→ Set exercise: Return the lines below that carry the word "Support".

→ Given entries:
####

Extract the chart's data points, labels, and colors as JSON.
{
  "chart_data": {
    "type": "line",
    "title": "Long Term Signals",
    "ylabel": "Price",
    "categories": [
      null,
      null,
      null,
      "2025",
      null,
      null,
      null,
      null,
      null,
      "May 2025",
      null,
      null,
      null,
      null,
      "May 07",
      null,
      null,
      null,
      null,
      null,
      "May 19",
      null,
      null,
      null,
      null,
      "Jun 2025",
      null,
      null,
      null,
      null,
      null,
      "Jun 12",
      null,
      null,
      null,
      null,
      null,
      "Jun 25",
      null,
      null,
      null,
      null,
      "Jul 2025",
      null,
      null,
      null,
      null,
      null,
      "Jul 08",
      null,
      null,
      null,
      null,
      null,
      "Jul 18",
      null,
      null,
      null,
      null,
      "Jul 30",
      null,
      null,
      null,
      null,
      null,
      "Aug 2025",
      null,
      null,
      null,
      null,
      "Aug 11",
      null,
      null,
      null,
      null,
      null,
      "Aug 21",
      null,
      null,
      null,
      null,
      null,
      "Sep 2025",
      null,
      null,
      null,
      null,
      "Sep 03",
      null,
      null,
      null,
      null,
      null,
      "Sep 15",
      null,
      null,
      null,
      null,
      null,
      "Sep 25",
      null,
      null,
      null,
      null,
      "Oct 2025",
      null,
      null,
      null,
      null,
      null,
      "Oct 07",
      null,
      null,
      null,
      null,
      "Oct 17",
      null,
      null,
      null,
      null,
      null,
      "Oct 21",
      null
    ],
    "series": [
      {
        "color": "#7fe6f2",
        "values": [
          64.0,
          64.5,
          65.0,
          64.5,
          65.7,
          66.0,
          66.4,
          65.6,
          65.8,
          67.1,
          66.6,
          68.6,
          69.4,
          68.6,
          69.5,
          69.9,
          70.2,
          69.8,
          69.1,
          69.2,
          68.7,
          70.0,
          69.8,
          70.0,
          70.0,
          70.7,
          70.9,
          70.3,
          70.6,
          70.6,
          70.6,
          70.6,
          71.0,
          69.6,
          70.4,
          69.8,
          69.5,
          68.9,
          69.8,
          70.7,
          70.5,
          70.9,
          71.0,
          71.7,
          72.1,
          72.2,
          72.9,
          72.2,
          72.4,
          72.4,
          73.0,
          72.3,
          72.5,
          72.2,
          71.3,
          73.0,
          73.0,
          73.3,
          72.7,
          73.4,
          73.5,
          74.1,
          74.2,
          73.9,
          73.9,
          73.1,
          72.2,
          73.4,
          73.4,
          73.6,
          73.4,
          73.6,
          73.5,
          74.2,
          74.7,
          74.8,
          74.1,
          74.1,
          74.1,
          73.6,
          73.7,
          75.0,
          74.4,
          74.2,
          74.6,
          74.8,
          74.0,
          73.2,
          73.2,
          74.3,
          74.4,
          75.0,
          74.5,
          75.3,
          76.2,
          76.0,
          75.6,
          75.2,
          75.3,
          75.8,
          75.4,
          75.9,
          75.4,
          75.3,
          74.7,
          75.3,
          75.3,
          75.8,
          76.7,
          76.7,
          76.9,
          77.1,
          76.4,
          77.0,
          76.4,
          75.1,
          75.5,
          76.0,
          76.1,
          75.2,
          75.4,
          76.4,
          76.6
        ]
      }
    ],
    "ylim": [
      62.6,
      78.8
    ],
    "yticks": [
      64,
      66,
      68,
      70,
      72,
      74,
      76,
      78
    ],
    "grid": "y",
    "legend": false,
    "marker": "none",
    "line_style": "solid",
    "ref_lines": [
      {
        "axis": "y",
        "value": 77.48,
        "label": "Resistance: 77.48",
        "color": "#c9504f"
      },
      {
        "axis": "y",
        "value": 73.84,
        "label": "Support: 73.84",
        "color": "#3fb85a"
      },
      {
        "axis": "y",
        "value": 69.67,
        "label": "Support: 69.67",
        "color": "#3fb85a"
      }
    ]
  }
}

####

→ Reply to the exercise:
        "label": "Support: 73.84",
        "label": "Support: 69.67",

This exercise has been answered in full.